Alors que Beethoven dédia sa symphonie initialement à Bonaparte, pourquoi cette marche funèbre au cœur de la symphonie ? Beethoven avait-il déjà prévu la chute de son héros ? Avait-il des doutes sur Bonaparte, avant qu’il ne se sacre empereur ? Non, le fait que Beethoven ait eu fini d’écrire sa symphonie avant le sacre du consul rend peu probable cette hypothèse. En fait, il semblerait davantage que Bonaparte ne fut pas l’inspirateur de cette symphonie. D’autres influences apparaissent alors…

Par ses sentiments exacerbés, cette symphonie est construite davantage pour nous narrer une histoire. Son écriture, son état d’esprit est sous l’influence du « Sturm und Drang » (« Orage et passion »), courant littéraire allemand du XVIIIème siècle, dont Schiller et Goethe en sont les auteurs les plus connus. L’amour, les passions et la mort sont désormais les maîtres-mots d’un nouveau style musical : le romantisme. Cette symphonie est la première de ce style et tranche avec le style galant qui régna à l’époque classique (Mozart, Haydn…) et dont l’objectif était de divertir.

Beethoven dans un paysage d’orage, peint par Carl Schweninger (1854-1912).

La présence d’éclats de caractère s’explique également par la surdité dont était frappé Beethoven. Il crée son œuvre à un âge où il accentue sa surdité congénitale, et l’on peut bien imaginer la souffrance d’un musicien et compositeur tel que Beethoven de ne pas pouvoir entendre ses œuvres de ses propres oreilles, si ce n’est de les imaginer dans ses pensées.

=======

CONSIGNE 1: Recopiez à l'identique les entrées de la portion qui commence par la ligne contenant « 314, 510, 358] » et se termine par celle contenant « 590, 509, 634] », ces deux lignes comprises.

=======

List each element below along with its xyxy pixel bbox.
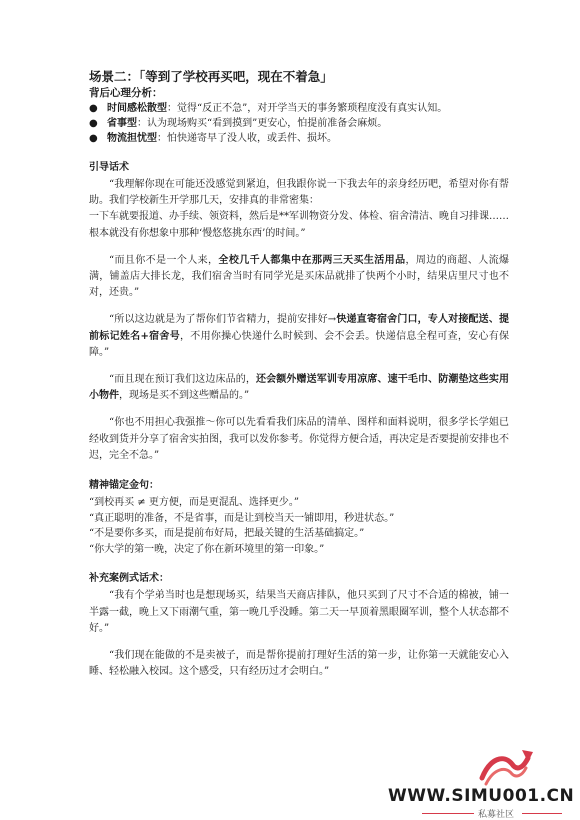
guide-para-3: “所以这边就是为了帮你们节省精力，提前安排好→快递直寄宿舍门口，专人对接配送、提前标记姓名+宿舍号，不用你操心快递什么时候到、会不会丢。快递信息全程可查，安心有保障。” — [89, 314, 510, 358]
guide-heading: 引导话术 — [89, 162, 129, 173]
bullet-icon: ● — [89, 133, 98, 144]
emphasis: 全校几千人都集中在那两三天买生活用品 — [218, 254, 406, 266]
gold-line: “到校再买 ≠ 更方便，而是更混乱、选择更少。” — [89, 497, 299, 509]
case-heading: 补充案例式话术： — [89, 573, 169, 585]
divider — [422, 813, 474, 814]
guide-para-1 — [89, 177, 509, 242]
guide-para-1-end: 根本就没有你想象中那种‘慢悠悠挑东西’的时间。” — [89, 227, 306, 239]
guide-para-4: “而且现在预订我们这边床品的，还会额外赠送军训专用凉席、速干毛巾、防潮垫这些实用小物件，现场是买不到这些赠品的。” — [89, 374, 509, 402]
guide-para-5: “你也不用担心我强推～你可以先看看我们床品的清单、图样和面料说明，很多学长学姐已经收到货并分享了宿舍实拍图，我可以发你参考。你觉得方便合适，再决定是否要提前安排也不迟，完全不急。” — [89, 417, 509, 461]
psych-item — [89, 131, 509, 146]
brand-logo-icon — [478, 744, 534, 788]
bullet-icon: ● — [89, 103, 98, 114]
gold-line: “不是要你多买，而是提前布好局，把最关键的生活基础搞定。” — [89, 528, 365, 540]
footer-brand — [388, 744, 575, 820]
psych-term: 省事型 — [107, 118, 137, 129]
brand-name: 私募社区 — [478, 810, 515, 820]
case-para-2: “我们现在能做的不是卖被子，而是帮你提前打理好生活的第一步，让你第一天就能安心入睡、轻松融入校园。这个感受，只有经历过才会明白。” — [89, 650, 509, 678]
gold-heading: 精神锚定金句： — [89, 480, 159, 492]
psych-heading: 背后心理分析： — [89, 87, 163, 99]
document-body — [89, 68, 509, 691]
case-para-1: “我有个学弟当时也是想现场买，结果当天商店排队，他只买到了尺寸不合适的棉被，铺一半露一截，晚上又下雨潮气重，第一晚几乎没睡。第二天一早顶着黑眼圈军训，整个人状态都不好。” — [89, 590, 509, 634]
divider — [522, 813, 562, 814]
psych-item — [89, 101, 509, 116]
psych-desc: ：认为现场购买“看到摸到”更安心，怕提前准备会麻烦。 — [137, 118, 388, 129]
guide-para-1-intro: “我理解你现在可能还没感觉到紧迫，但我跟你说一下我去年的亲身经历吧，希望对你有帮助。我们学校新生开学那几天，安排真的非常密集： — [89, 179, 509, 207]
psych-item — [89, 116, 509, 131]
site-url: WWW.SIMU001.CN — [388, 786, 575, 806]
emphasis: 还会额外赠送军训专用凉席、速干毛巾、防潮垫这些实用小物件 — [89, 374, 509, 402]
psych-term: 时间感松散型 — [107, 103, 167, 114]
gold-line: “你大学的第一晚，决定了你在新环境里的第一印象。” — [89, 543, 325, 555]
guide-para-1-list: 一下车就要报道、办手续、领资料，然后是**军训物资分发、体检、宿舍清洁、晚自习排课…… — [89, 211, 509, 223]
psych-desc: ：怕快递寄早了没人收，或丢件、损坏。 — [157, 133, 337, 144]
psych-term: 物流担忧型 — [107, 133, 157, 144]
emphasis: 快递直寄宿舍门口，专人对接配送、提前标记姓名+宿舍号 — [89, 314, 510, 342]
bullet-icon: ● — [89, 118, 98, 129]
brand-subtitle — [422, 807, 562, 819]
psych-desc: ：觉得“反正不急”，对开学当天的事务繁琐程度没有真实认知。 — [167, 103, 448, 114]
gold-line: “真正聪明的准备，不是省事，而是让到校当天一铺即用，秒进状态。” — [89, 512, 395, 524]
guide-para-2: “而且你不是一个人来，全校几千人都集中在那两三天买生活用品，周边的商超、人流爆满，铺盖店大排长龙，我们宿舍当时有同学光是买床品就排了快两个小时，结果店里尺寸也不对，还贵。” — [89, 254, 509, 299]
scene-title: 场景二：「等到了学校再买吧，现在不着急」 — [89, 69, 333, 84]
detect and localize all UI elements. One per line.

=======

CONSIGNE 2: Reprenez le passage de l'extrait sur la symphonie de Beethoven qui commence par les mots « Par ses sentiments » et se termine par « Carl Schweninger (1854-1912). », en remplaçant « Schiller » par « Herder ».

RÉPONSE 1:
guide-para-3: “所以这边就是为了帮你们节省精力，提前安排好→快递直寄宿舍门口，专人对接配送、提前标记姓名+宿舍号，不用你操心快递什么时候到、会不会丢。快递信息全程可查，安心有保障。” — [89, 314, 510, 358]
guide-heading: 引导话术 — [89, 162, 129, 173]
bullet-icon: ● — [89, 133, 98, 144]
emphasis: 全校几千人都集中在那两三天买生活用品 — [218, 254, 406, 266]
gold-line: “到校再买 ≠ 更方便，而是更混乱、选择更少。” — [89, 497, 299, 509]
case-heading: 补充案例式话术： — [89, 573, 169, 585]
divider — [422, 813, 474, 814]
guide-para-1 — [89, 177, 509, 242]
guide-para-1-end: 根本就没有你想象中那种‘慢悠悠挑东西’的时间。” — [89, 227, 306, 239]
guide-para-4: “而且现在预订我们这边床品的，还会额外赠送军训专用凉席、速干毛巾、防潮垫这些实用小物件，现场是买不到这些赠品的。” — [89, 374, 509, 402]
guide-para-5: “你也不用担心我强推～你可以先看看我们床品的清单、图样和面料说明，很多学长学姐已经收到货并分享了宿舍实拍图，我可以发你参考。你觉得方便合适，再决定是否要提前安排也不迟，完全不急。” — [89, 417, 509, 461]
psych-item — [89, 131, 509, 146]
brand-logo-icon — [478, 744, 534, 788]
bullet-icon: ● — [89, 103, 98, 114]
gold-line: “不是要你多买，而是提前布好局，把最关键的生活基础搞定。” — [89, 528, 365, 540]
footer-brand — [388, 744, 575, 820]
psych-term: 省事型 — [107, 118, 137, 129]
brand-name: 私募社区 — [478, 810, 515, 820]
case-para-2: “我们现在能做的不是卖被子，而是帮你提前打理好生活的第一步，让你第一天就能安心入睡、轻松融入校园。这个感受，只有经历过才会明白。” — [89, 650, 509, 678]
gold-heading: 精神锚定金句： — [89, 480, 159, 492]
psych-heading: 背后心理分析： — [89, 87, 163, 99]
document-body — [89, 68, 509, 691]
case-para-1: “我有个学弟当时也是想现场买，结果当天商店排队，他只买到了尺寸不合适的棉被，铺一半露一截，晚上又下雨潮气重，第一晚几乎没睡。第二天一早顶着黑眼圈军训，整个人状态都不好。” — [89, 590, 509, 634]

RÉPONSE 2:
Par ses sentiments exacerbés, cette symphonie est construite davantage pour nous narrer une histoire. Son écriture, son état d’esprit est sous l’influence du « Sturm und Drang » (« Orage et passion »), courant littéraire allemand du XVIIIème siècle, dont Herder et Goethe en sont les auteurs les plus connus. L’amour, les passions et la mort sont désormais les maîtres-mots d’un nouveau style musical : le romantisme. Cette symphonie est la première de ce style et tranche avec le style galant qui régna à l’époque classique (Mozart, Haydn…) et dont l’objectif était de divertir.

Beethoven dans un paysage d’orage, peint par Carl Schweninger (1854-1912).